— begin Source records —

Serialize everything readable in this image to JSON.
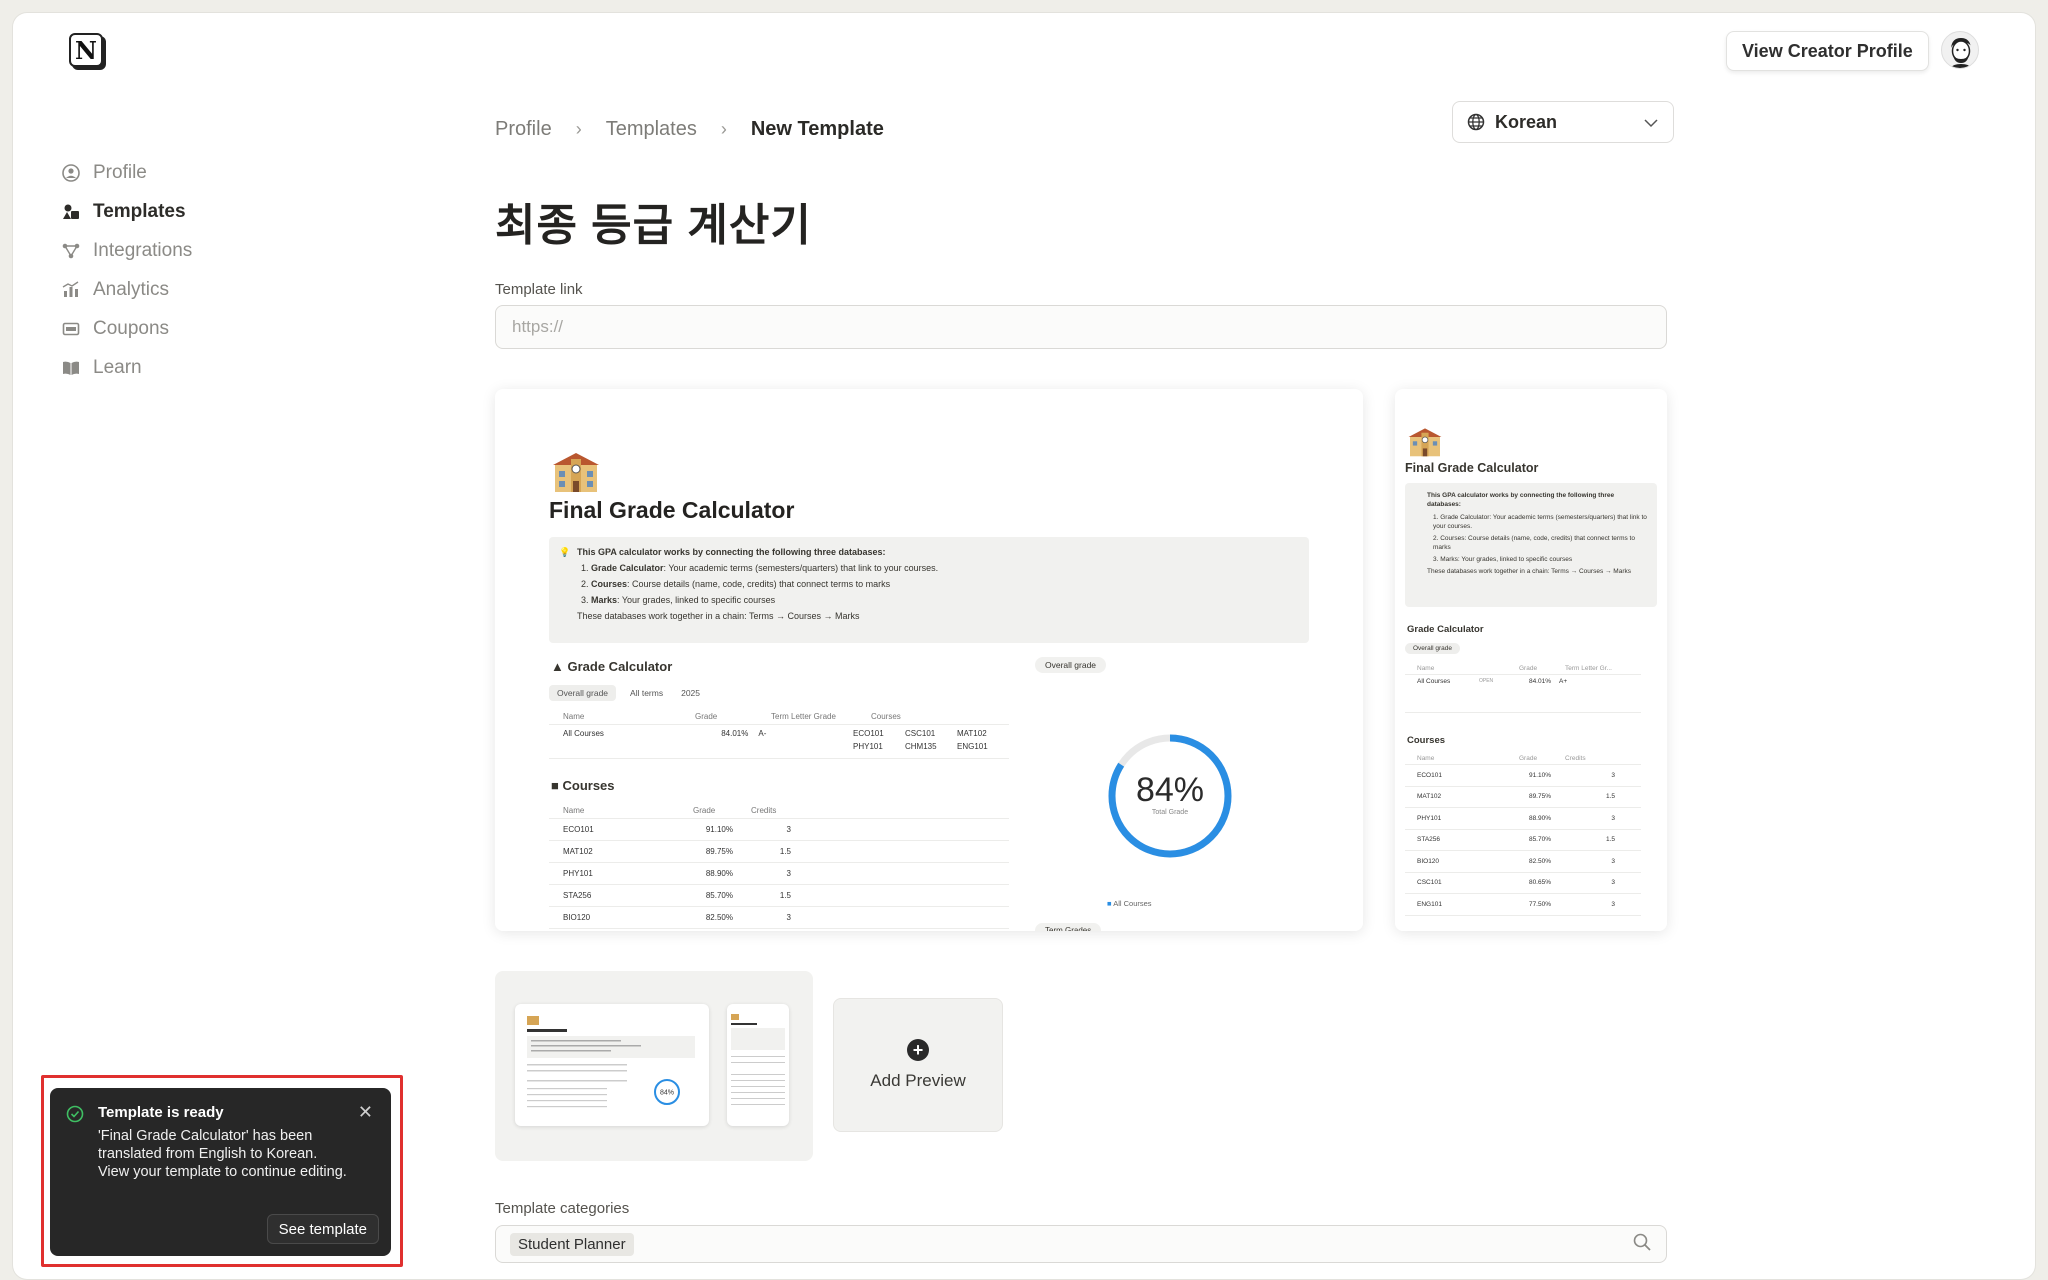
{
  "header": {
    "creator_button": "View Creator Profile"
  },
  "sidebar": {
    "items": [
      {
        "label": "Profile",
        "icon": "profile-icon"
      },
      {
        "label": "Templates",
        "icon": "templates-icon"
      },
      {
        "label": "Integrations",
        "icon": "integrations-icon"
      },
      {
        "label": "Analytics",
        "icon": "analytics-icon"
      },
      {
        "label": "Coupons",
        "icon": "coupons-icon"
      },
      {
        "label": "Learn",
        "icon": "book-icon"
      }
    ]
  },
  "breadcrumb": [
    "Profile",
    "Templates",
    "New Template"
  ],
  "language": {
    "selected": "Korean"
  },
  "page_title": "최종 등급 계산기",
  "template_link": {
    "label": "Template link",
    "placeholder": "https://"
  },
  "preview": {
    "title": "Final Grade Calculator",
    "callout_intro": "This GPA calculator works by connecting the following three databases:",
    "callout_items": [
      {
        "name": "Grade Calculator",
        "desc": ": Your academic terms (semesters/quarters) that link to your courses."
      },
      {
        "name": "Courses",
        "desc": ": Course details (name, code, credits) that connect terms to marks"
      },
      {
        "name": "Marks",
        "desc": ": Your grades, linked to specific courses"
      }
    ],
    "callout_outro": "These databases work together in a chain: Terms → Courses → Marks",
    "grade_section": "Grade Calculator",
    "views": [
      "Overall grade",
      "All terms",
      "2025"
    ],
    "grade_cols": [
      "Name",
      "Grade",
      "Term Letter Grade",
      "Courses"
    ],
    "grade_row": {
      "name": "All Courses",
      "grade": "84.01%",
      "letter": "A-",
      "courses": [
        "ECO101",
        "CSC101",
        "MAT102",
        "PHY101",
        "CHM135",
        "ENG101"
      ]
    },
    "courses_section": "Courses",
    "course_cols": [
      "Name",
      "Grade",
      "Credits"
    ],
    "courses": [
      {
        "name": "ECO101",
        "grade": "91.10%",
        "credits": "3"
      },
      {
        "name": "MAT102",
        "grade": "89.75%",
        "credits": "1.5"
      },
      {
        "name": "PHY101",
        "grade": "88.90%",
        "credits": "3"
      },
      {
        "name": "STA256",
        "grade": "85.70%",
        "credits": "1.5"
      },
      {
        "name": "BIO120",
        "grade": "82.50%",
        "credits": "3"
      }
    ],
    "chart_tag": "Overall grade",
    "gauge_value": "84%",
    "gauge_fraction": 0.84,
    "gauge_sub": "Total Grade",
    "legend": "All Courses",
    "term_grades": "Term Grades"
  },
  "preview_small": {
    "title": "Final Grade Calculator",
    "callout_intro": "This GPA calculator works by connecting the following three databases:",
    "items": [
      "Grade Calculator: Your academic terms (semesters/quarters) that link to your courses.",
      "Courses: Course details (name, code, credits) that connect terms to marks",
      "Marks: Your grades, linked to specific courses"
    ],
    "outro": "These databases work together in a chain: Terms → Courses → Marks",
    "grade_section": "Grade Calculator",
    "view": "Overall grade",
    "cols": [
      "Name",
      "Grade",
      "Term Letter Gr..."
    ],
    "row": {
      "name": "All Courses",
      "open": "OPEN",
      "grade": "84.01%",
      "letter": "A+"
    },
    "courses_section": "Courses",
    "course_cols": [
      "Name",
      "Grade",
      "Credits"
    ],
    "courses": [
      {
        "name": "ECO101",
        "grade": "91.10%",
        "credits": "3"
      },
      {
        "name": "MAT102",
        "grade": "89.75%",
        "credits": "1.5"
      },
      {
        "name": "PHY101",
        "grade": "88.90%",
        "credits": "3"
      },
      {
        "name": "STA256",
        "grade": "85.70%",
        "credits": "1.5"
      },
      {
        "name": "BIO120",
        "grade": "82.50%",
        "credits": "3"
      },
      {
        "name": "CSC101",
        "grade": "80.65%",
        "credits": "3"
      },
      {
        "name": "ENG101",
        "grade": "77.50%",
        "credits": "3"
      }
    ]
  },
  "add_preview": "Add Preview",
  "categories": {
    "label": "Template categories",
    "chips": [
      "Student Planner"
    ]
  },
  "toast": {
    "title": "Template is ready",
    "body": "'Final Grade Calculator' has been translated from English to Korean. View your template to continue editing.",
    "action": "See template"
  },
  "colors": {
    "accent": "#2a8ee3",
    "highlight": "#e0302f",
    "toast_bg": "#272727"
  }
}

— end Source records —

* [Written problem]: The pictures should not be reproduced; quote all of the other material exactly.

* [Finished task]:
Serialize everything readable in this image to JSON.
{
  "header": {
    "creator_button": "View Creator Profile"
  },
  "sidebar": {
    "items": [
      {
        "label": "Profile",
        "icon": "profile-icon"
      },
      {
        "label": "Templates",
        "icon": "templates-icon"
      },
      {
        "label": "Integrations",
        "icon": "integrations-icon"
      },
      {
        "label": "Analytics",
        "icon": "analytics-icon"
      },
      {
        "label": "Coupons",
        "icon": "coupons-icon"
      },
      {
        "label": "Learn",
        "icon": "book-icon"
      }
    ]
  },
  "breadcrumb": [
    "Profile",
    "Templates",
    "New Template"
  ],
  "language": {
    "selected": "Korean"
  },
  "page_title": "최종 등급 계산기",
  "template_link": {
    "label": "Template link",
    "placeholder": "https://"
  },
  "preview": {
    "title": "Final Grade Calculator",
    "callout_intro": "This GPA calculator works by connecting the following three databases:",
    "callout_items": [
      {
        "name": "Grade Calculator",
        "desc": ": Your academic terms (semesters/quarters) that link to your courses."
      },
      {
        "name": "Courses",
        "desc": ": Course details (name, code, credits) that connect terms to marks"
      },
      {
        "name": "Marks",
        "desc": ": Your grades, linked to specific courses"
      }
    ],
    "callout_outro": "These databases work together in a chain: Terms → Courses → Marks",
    "grade_section": "Grade Calculator",
    "views": [
      "Overall grade",
      "All terms",
      "2025"
    ],
    "grade_cols": [
      "Name",
      "Grade",
      "Term Letter Grade",
      "Courses"
    ],
    "grade_row": {
      "name": "All Courses",
      "grade": "84.01%",
      "letter": "A-",
      "courses": [
        "ECO101",
        "CSC101",
        "MAT102",
        "PHY101",
        "CHM135",
        "ENG101"
      ]
    },
    "courses_section": "Courses",
    "course_cols": [
      "Name",
      "Grade",
      "Credits"
    ],
    "courses": [
      {
        "name": "ECO101",
        "grade": "91.10%",
        "credits": "3"
      },
      {
        "name": "MAT102",
        "grade": "89.75%",
        "credits": "1.5"
      },
      {
        "name": "PHY101",
        "grade": "88.90%",
        "credits": "3"
      },
      {
        "name": "STA256",
        "grade": "85.70%",
        "credits": "1.5"
      },
      {
        "name": "BIO120",
        "grade": "82.50%",
        "credits": "3"
      }
    ],
    "chart_tag": "Overall grade",
    "gauge_value": "84%",
    "gauge_fraction": 0.84,
    "gauge_sub": "Total Grade",
    "legend": "All Courses",
    "term_grades": "Term Grades"
  },
  "preview_small": {
    "title": "Final Grade Calculator",
    "callout_intro": "This GPA calculator works by connecting the following three databases:",
    "items": [
      "Grade Calculator: Your academic terms (semesters/quarters) that link to your courses.",
      "Courses: Course details (name, code, credits) that connect terms to marks",
      "Marks: Your grades, linked to specific courses"
    ],
    "outro": "These databases work together in a chain: Terms → Courses → Marks",
    "grade_section": "Grade Calculator",
    "view": "Overall grade",
    "cols": [
      "Name",
      "Grade",
      "Term Letter Gr..."
    ],
    "row": {
      "name": "All Courses",
      "open": "OPEN",
      "grade": "84.01%",
      "letter": "A+"
    },
    "courses_section": "Courses",
    "course_cols": [
      "Name",
      "Grade",
      "Credits"
    ],
    "courses": [
      {
        "name": "ECO101",
        "grade": "91.10%",
        "credits": "3"
      },
      {
        "name": "MAT102",
        "grade": "89.75%",
        "credits": "1.5"
      },
      {
        "name": "PHY101",
        "grade": "88.90%",
        "credits": "3"
      },
      {
        "name": "STA256",
        "grade": "85.70%",
        "credits": "1.5"
      },
      {
        "name": "BIO120",
        "grade": "82.50%",
        "credits": "3"
      },
      {
        "name": "CSC101",
        "grade": "80.65%",
        "credits": "3"
      },
      {
        "name": "ENG101",
        "grade": "77.50%",
        "credits": "3"
      }
    ]
  },
  "add_preview": "Add Preview",
  "categories": {
    "label": "Template categories",
    "chips": [
      "Student Planner"
    ]
  },
  "toast": {
    "title": "Template is ready",
    "body": "'Final Grade Calculator' has been translated from English to Korean. View your template to continue editing.",
    "action": "See template"
  },
  "colors": {
    "accent": "#2a8ee3",
    "highlight": "#e0302f",
    "toast_bg": "#272727"
  }
}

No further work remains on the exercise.